──────── SUPPLIED DATA ────────

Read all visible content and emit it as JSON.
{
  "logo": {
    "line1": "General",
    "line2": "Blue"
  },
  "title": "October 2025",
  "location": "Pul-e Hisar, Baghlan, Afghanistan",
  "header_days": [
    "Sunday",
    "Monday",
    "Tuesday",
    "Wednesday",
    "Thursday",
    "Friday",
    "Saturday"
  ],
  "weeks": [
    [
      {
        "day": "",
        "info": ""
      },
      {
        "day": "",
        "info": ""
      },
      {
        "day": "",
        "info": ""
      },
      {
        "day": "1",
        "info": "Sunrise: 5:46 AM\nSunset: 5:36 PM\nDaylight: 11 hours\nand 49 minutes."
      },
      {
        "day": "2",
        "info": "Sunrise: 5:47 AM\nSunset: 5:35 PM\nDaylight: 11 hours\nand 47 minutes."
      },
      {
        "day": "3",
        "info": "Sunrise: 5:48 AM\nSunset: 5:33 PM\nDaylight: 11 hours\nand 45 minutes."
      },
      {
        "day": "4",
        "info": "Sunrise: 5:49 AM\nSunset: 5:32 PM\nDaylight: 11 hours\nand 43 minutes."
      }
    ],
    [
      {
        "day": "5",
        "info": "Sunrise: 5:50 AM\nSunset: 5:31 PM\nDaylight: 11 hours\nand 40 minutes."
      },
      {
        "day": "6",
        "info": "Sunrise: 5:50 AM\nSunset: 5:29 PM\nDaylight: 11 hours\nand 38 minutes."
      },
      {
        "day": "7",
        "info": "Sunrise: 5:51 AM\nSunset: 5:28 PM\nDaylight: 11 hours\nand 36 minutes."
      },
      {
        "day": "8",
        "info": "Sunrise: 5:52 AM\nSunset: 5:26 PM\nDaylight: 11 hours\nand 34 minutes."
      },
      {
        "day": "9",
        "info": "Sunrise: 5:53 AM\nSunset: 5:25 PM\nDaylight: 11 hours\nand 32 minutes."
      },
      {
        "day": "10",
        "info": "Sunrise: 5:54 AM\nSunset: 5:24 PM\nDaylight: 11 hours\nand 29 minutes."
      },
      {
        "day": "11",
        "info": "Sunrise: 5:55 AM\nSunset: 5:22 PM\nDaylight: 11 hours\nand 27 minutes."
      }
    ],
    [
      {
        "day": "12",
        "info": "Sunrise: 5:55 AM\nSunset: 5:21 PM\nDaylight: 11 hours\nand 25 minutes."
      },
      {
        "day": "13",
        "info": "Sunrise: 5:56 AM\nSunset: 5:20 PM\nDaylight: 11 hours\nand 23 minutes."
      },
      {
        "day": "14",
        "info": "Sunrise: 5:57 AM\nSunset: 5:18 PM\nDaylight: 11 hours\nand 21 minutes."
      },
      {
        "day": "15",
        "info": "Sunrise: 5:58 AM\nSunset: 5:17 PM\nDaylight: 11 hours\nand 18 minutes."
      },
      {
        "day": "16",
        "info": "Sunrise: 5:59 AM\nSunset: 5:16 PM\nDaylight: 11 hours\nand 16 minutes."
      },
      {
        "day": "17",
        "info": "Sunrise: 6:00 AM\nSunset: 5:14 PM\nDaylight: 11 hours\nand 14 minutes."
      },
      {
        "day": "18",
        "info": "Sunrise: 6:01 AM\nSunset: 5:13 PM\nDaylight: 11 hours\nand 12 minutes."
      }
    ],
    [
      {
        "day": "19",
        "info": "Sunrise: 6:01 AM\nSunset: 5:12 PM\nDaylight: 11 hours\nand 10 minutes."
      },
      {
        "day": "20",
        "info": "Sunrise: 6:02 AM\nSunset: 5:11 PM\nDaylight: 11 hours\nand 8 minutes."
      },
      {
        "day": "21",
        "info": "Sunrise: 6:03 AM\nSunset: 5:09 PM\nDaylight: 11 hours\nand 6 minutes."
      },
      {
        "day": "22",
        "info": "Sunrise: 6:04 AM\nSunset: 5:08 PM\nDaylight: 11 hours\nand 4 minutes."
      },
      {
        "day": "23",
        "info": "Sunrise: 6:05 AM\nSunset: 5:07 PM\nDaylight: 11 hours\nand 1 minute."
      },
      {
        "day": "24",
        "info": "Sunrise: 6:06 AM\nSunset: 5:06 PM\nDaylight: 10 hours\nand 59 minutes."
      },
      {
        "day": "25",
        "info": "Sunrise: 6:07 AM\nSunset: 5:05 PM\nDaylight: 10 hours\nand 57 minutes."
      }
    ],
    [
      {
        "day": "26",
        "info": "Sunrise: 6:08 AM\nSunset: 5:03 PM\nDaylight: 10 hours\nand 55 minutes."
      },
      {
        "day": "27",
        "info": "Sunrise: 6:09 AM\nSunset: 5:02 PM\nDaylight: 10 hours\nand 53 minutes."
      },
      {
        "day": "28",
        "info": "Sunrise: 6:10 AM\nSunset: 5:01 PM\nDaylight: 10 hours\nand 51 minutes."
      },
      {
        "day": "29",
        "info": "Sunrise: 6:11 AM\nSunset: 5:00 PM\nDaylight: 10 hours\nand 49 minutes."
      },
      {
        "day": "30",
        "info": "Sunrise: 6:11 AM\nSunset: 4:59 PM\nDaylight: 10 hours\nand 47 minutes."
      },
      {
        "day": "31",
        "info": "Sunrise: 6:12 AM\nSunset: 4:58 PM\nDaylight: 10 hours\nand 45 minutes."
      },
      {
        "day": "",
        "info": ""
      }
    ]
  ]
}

────────

_THE EXERCISE_
Restate every line of the data word for word.

_ANSWER TO THE EXERCISE_
Read all visible content and emit it as JSON.
{
  "logo": {
    "line1": "General",
    "line2": "Blue"
  },
  "title": "October 2025",
  "location": "Pul-e Hisar, Baghlan, Afghanistan",
  "header_days": [
    "Sunday",
    "Monday",
    "Tuesday",
    "Wednesday",
    "Thursday",
    "Friday",
    "Saturday"
  ],
  "weeks": [
    [
      {
        "day": "",
        "info": ""
      },
      {
        "day": "",
        "info": ""
      },
      {
        "day": "",
        "info": ""
      },
      {
        "day": "1",
        "info": "Sunrise: 5:46 AM\nSunset: 5:36 PM\nDaylight: 11 hours\nand 49 minutes."
      },
      {
        "day": "2",
        "info": "Sunrise: 5:47 AM\nSunset: 5:35 PM\nDaylight: 11 hours\nand 47 minutes."
      },
      {
        "day": "3",
        "info": "Sunrise: 5:48 AM\nSunset: 5:33 PM\nDaylight: 11 hours\nand 45 minutes."
      },
      {
        "day": "4",
        "info": "Sunrise: 5:49 AM\nSunset: 5:32 PM\nDaylight: 11 hours\nand 43 minutes."
      }
    ],
    [
      {
        "day": "5",
        "info": "Sunrise: 5:50 AM\nSunset: 5:31 PM\nDaylight: 11 hours\nand 40 minutes."
      },
      {
        "day": "6",
        "info": "Sunrise: 5:50 AM\nSunset: 5:29 PM\nDaylight: 11 hours\nand 38 minutes."
      },
      {
        "day": "7",
        "info": "Sunrise: 5:51 AM\nSunset: 5:28 PM\nDaylight: 11 hours\nand 36 minutes."
      },
      {
        "day": "8",
        "info": "Sunrise: 5:52 AM\nSunset: 5:26 PM\nDaylight: 11 hours\nand 34 minutes."
      },
      {
        "day": "9",
        "info": "Sunrise: 5:53 AM\nSunset: 5:25 PM\nDaylight: 11 hours\nand 32 minutes."
      },
      {
        "day": "10",
        "info": "Sunrise: 5:54 AM\nSunset: 5:24 PM\nDaylight: 11 hours\nand 29 minutes."
      },
      {
        "day": "11",
        "info": "Sunrise: 5:55 AM\nSunset: 5:22 PM\nDaylight: 11 hours\nand 27 minutes."
      }
    ],
    [
      {
        "day": "12",
        "info": "Sunrise: 5:55 AM\nSunset: 5:21 PM\nDaylight: 11 hours\nand 25 minutes."
      },
      {
        "day": "13",
        "info": "Sunrise: 5:56 AM\nSunset: 5:20 PM\nDaylight: 11 hours\nand 23 minutes."
      },
      {
        "day": "14",
        "info": "Sunrise: 5:57 AM\nSunset: 5:18 PM\nDaylight: 11 hours\nand 21 minutes."
      },
      {
        "day": "15",
        "info": "Sunrise: 5:58 AM\nSunset: 5:17 PM\nDaylight: 11 hours\nand 18 minutes."
      },
      {
        "day": "16",
        "info": "Sunrise: 5:59 AM\nSunset: 5:16 PM\nDaylight: 11 hours\nand 16 minutes."
      },
      {
        "day": "17",
        "info": "Sunrise: 6:00 AM\nSunset: 5:14 PM\nDaylight: 11 hours\nand 14 minutes."
      },
      {
        "day": "18",
        "info": "Sunrise: 6:01 AM\nSunset: 5:13 PM\nDaylight: 11 hours\nand 12 minutes."
      }
    ],
    [
      {
        "day": "19",
        "info": "Sunrise: 6:01 AM\nSunset: 5:12 PM\nDaylight: 11 hours\nand 10 minutes."
      },
      {
        "day": "20",
        "info": "Sunrise: 6:02 AM\nSunset: 5:11 PM\nDaylight: 11 hours\nand 8 minutes."
      },
      {
        "day": "21",
        "info": "Sunrise: 6:03 AM\nSunset: 5:09 PM\nDaylight: 11 hours\nand 6 minutes."
      },
      {
        "day": "22",
        "info": "Sunrise: 6:04 AM\nSunset: 5:08 PM\nDaylight: 11 hours\nand 4 minutes."
      },
      {
        "day": "23",
        "info": "Sunrise: 6:05 AM\nSunset: 5:07 PM\nDaylight: 11 hours\nand 1 minute."
      },
      {
        "day": "24",
        "info": "Sunrise: 6:06 AM\nSunset: 5:06 PM\nDaylight: 10 hours\nand 59 minutes."
      },
      {
        "day": "25",
        "info": "Sunrise: 6:07 AM\nSunset: 5:05 PM\nDaylight: 10 hours\nand 57 minutes."
      }
    ],
    [
      {
        "day": "26",
        "info": "Sunrise: 6:08 AM\nSunset: 5:03 PM\nDaylight: 10 hours\nand 55 minutes."
      },
      {
        "day": "27",
        "info": "Sunrise: 6:09 AM\nSunset: 5:02 PM\nDaylight: 10 hours\nand 53 minutes."
      },
      {
        "day": "28",
        "info": "Sunrise: 6:10 AM\nSunset: 5:01 PM\nDaylight: 10 hours\nand 51 minutes."
      },
      {
        "day": "29",
        "info": "Sunrise: 6:11 AM\nSunset: 5:00 PM\nDaylight: 10 hours\nand 49 minutes."
      },
      {
        "day": "30",
        "info": "Sunrise: 6:11 AM\nSunset: 4:59 PM\nDaylight: 10 hours\nand 47 minutes."
      },
      {
        "day": "31",
        "info": "Sunrise: 6:12 AM\nSunset: 4:58 PM\nDaylight: 10 hours\nand 45 minutes."
      },
      {
        "day": "",
        "info": ""
      }
    ]
  ]
}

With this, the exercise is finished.